▶

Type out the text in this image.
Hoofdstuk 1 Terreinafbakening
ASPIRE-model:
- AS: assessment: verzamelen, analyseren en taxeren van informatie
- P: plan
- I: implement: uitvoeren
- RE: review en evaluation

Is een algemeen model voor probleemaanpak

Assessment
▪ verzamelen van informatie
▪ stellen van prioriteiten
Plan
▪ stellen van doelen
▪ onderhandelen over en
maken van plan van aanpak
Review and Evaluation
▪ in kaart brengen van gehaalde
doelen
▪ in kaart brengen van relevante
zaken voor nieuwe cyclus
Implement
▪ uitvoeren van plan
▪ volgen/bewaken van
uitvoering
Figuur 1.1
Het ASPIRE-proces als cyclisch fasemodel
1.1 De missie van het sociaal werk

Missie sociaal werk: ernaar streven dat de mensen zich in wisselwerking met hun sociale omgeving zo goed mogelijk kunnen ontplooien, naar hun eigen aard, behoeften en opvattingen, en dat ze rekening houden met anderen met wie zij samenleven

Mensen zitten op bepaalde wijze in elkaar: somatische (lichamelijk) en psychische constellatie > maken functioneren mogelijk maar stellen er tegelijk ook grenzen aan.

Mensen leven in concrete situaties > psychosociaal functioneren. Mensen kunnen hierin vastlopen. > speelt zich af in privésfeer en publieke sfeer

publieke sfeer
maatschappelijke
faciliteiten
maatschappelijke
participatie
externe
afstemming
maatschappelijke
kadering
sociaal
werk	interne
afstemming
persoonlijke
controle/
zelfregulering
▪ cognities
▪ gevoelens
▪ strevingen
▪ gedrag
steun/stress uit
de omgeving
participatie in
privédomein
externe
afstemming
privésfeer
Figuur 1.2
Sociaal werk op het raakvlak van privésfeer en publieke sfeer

◀
▶

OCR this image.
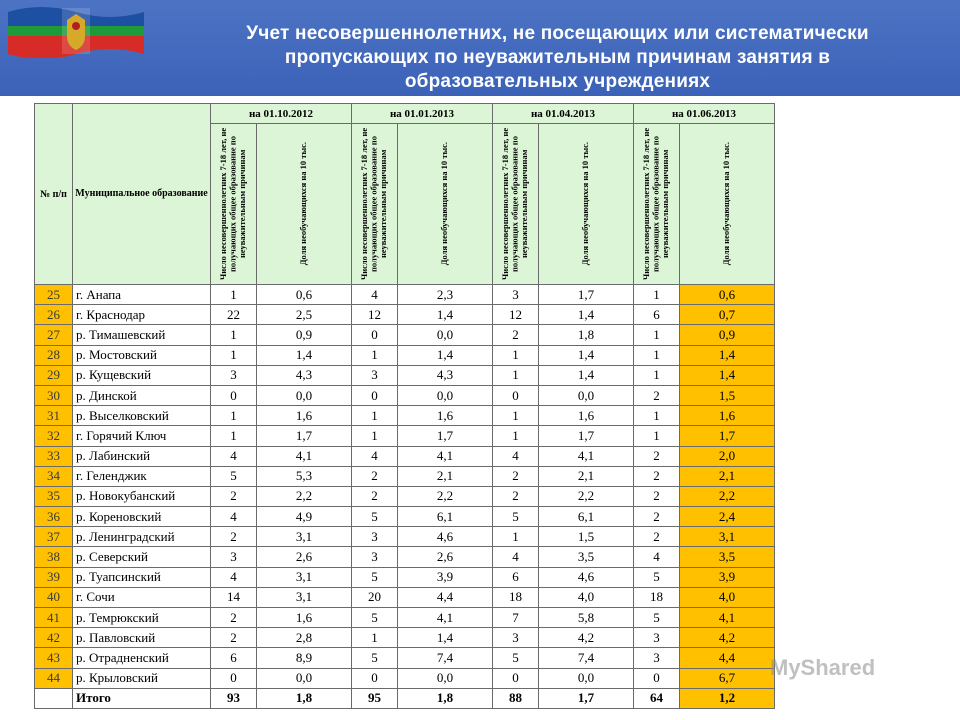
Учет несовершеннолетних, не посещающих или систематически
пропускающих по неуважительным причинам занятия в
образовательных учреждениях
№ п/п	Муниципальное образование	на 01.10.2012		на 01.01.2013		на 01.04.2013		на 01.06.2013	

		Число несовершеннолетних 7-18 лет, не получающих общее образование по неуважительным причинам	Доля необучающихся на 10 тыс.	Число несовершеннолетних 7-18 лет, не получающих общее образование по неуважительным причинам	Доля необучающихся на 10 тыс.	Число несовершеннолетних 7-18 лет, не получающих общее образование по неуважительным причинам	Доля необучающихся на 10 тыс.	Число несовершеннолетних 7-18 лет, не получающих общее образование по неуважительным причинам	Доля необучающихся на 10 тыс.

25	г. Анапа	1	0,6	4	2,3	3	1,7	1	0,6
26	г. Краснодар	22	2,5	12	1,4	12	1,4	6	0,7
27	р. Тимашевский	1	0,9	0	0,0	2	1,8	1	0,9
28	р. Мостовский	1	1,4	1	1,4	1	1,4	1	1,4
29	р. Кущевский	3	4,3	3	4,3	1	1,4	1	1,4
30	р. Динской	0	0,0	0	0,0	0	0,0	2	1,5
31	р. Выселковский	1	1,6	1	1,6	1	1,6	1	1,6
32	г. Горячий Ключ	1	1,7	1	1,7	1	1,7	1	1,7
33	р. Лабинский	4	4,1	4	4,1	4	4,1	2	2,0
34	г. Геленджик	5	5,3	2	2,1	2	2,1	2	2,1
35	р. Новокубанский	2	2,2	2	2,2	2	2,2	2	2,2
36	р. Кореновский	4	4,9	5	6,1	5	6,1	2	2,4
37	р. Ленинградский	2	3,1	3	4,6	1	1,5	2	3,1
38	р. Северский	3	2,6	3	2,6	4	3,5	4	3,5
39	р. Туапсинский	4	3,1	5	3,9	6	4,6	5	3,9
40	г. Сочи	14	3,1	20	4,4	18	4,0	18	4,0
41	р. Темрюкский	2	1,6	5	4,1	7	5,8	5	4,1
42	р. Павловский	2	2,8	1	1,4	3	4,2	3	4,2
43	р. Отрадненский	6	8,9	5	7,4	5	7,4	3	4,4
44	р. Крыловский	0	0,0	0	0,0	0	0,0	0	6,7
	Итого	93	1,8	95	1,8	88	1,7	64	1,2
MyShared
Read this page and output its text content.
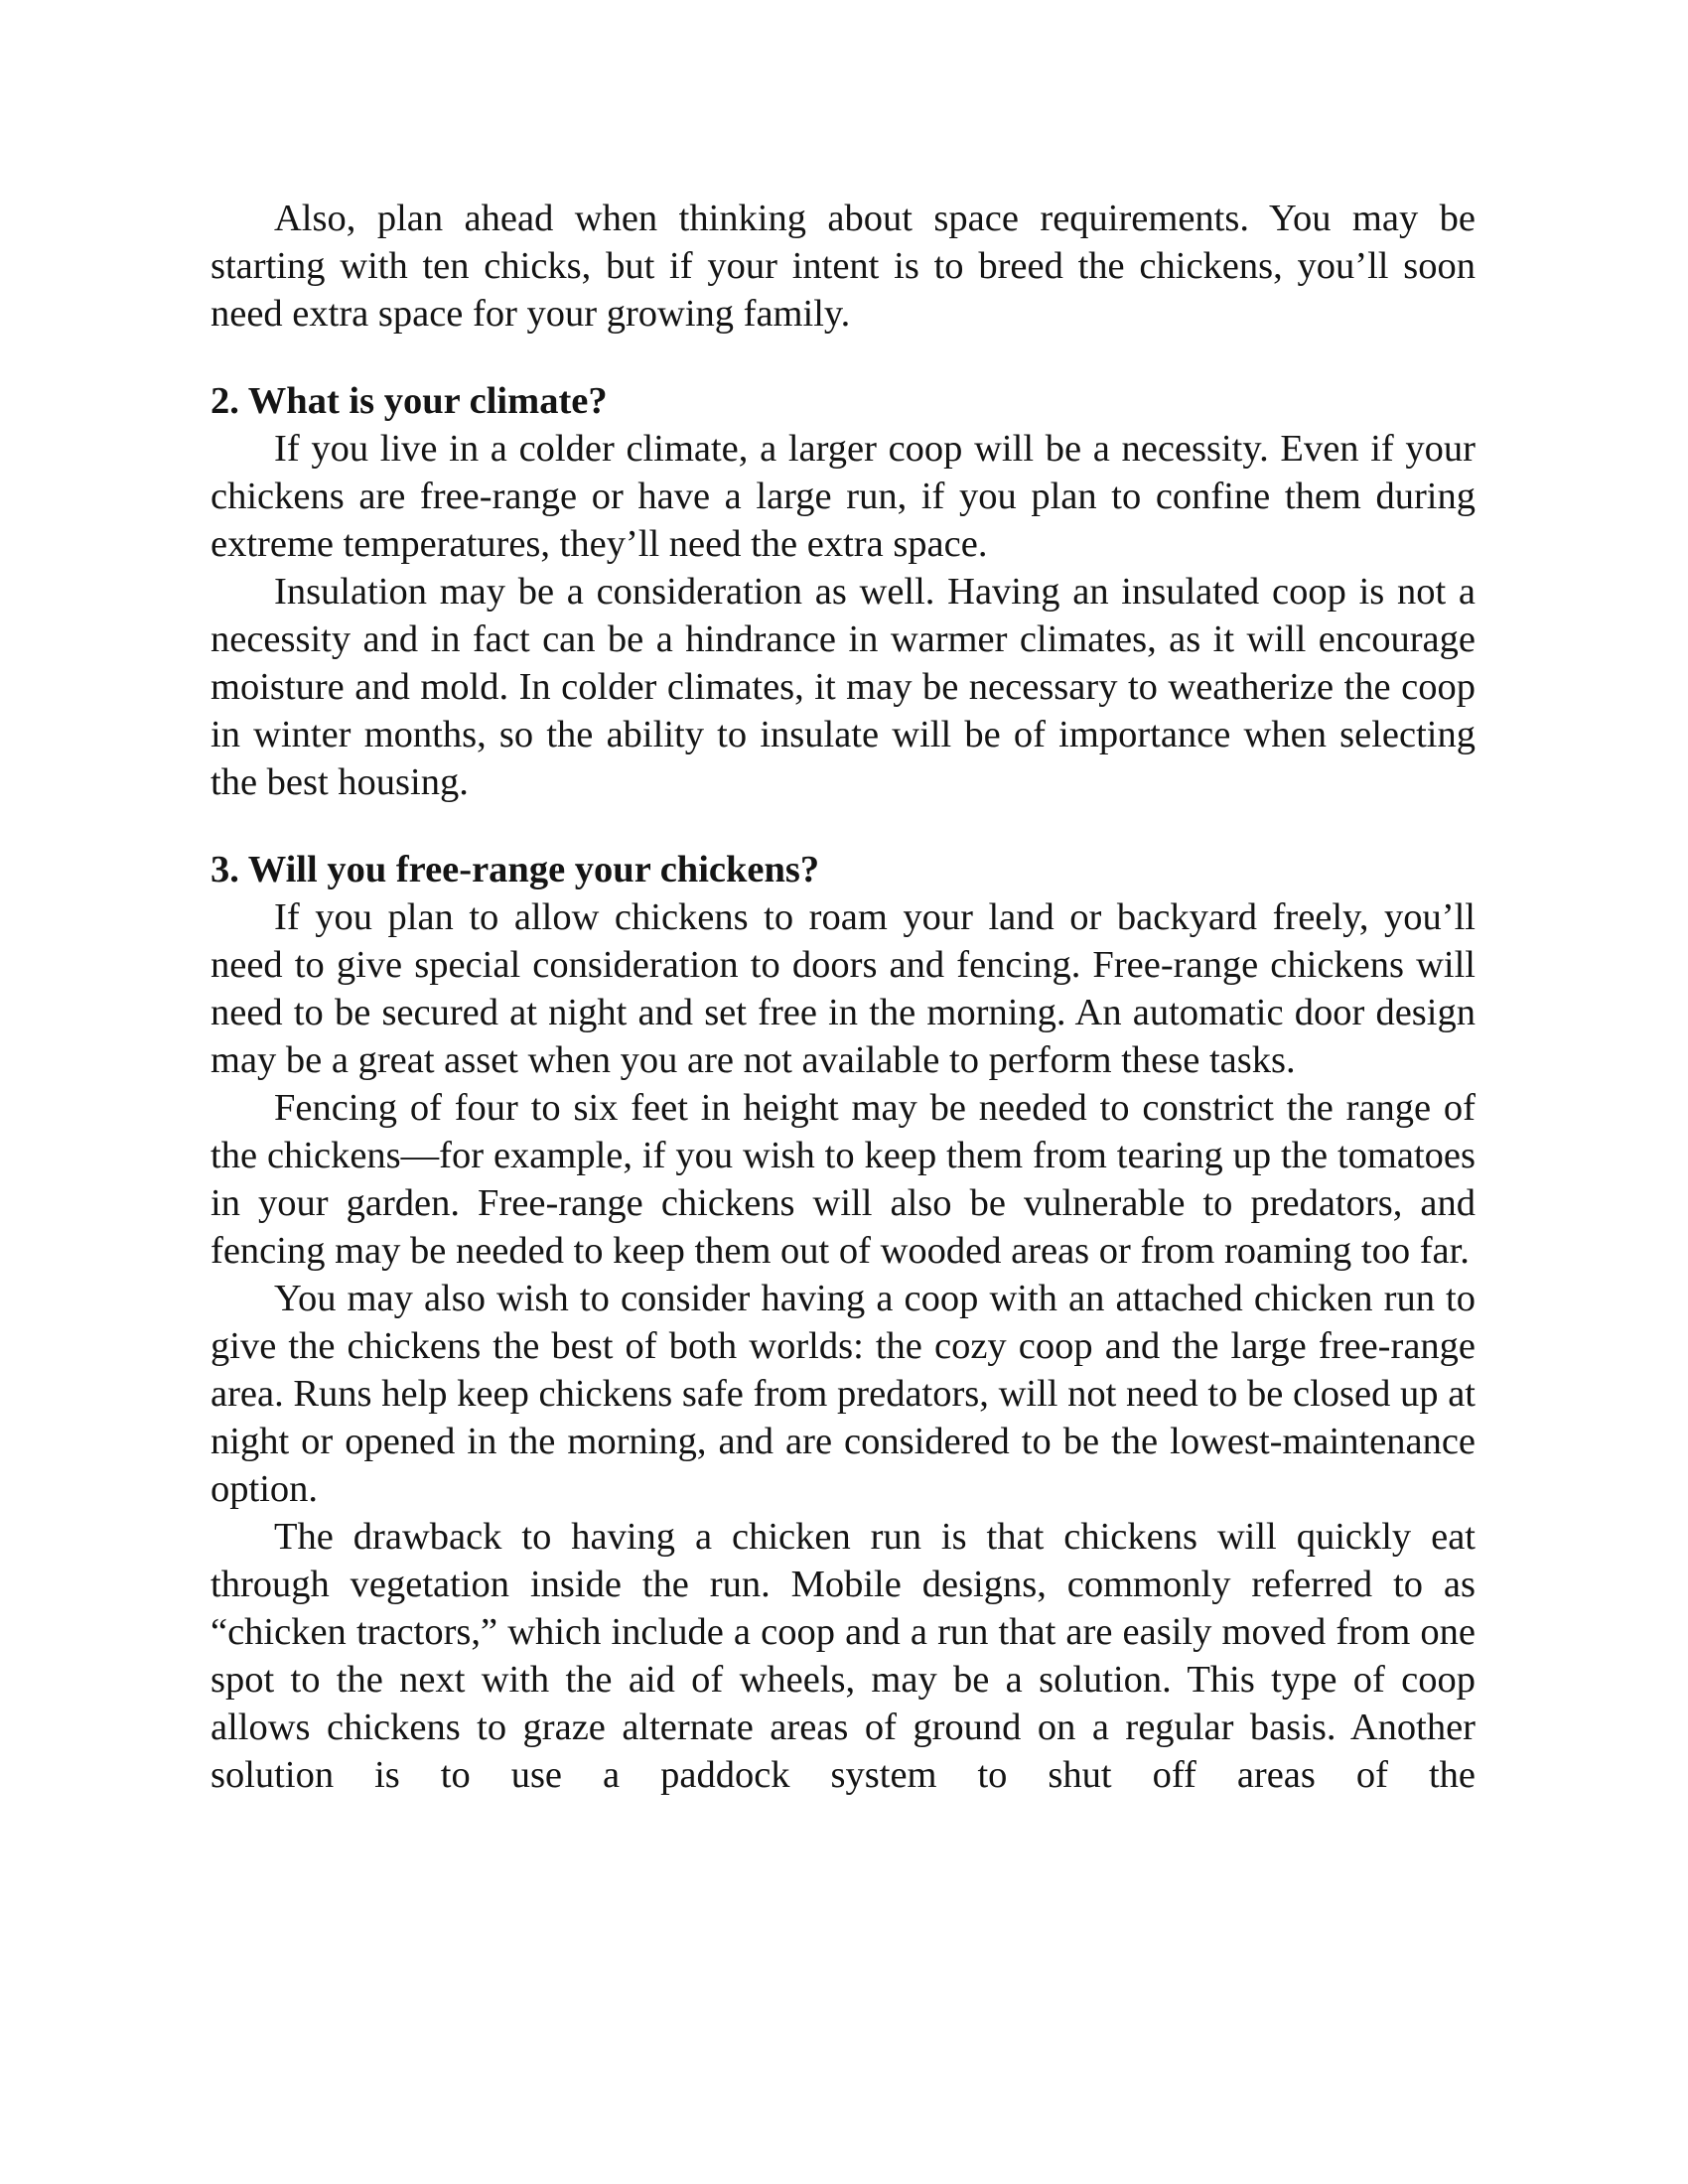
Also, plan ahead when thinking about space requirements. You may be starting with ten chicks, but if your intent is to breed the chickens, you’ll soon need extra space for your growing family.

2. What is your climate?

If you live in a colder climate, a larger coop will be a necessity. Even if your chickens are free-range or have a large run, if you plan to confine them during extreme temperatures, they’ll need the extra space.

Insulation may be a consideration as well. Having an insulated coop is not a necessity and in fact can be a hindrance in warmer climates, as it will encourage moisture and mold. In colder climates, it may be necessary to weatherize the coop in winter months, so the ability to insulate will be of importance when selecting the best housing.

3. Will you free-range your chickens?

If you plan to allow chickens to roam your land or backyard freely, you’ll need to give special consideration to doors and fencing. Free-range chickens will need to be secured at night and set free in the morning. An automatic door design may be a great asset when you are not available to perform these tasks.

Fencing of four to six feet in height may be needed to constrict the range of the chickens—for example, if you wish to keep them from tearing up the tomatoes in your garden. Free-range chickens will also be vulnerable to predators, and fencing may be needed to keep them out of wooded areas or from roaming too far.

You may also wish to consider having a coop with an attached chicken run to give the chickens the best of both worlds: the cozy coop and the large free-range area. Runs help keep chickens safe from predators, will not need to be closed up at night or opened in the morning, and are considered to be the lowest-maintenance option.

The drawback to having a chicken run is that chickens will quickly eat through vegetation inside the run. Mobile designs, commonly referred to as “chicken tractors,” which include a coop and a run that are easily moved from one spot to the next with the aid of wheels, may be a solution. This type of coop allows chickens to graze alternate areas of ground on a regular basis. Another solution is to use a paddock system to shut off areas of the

◀
▶

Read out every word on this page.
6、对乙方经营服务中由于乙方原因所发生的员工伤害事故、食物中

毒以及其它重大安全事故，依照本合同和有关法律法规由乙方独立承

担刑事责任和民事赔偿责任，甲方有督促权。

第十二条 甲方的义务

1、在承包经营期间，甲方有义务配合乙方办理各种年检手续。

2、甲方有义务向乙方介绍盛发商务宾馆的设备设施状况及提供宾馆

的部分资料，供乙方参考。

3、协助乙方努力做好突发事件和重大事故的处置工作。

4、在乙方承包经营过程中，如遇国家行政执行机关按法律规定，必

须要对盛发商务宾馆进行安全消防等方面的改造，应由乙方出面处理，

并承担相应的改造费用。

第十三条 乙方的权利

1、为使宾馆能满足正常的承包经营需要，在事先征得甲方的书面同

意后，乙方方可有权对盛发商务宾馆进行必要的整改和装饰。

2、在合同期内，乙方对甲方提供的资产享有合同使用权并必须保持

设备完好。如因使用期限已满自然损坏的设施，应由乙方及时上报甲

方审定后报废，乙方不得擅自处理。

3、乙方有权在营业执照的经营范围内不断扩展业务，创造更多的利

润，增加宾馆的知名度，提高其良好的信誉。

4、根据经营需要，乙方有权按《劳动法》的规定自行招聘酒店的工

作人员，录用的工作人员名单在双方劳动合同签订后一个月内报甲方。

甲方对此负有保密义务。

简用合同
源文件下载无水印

◀

● **What is being asked**
Pick each line holding the word "werk" out of the data and copy it.

● **Answer to this task**
1.1 De missie van het sociaal werk
Missie sociaal werk: ernaar streven dat de mensen zich in wisselwerking met hun sociale omgeving zo goed mogelijk kunnen ontplooien, naar hun eigen aard, behoeften en opvattingen, en dat ze rekening houden met anderen met wie zij samenleven
werk	interne
Sociaal werk op het raakvlak van privésfeer en publieke sfeer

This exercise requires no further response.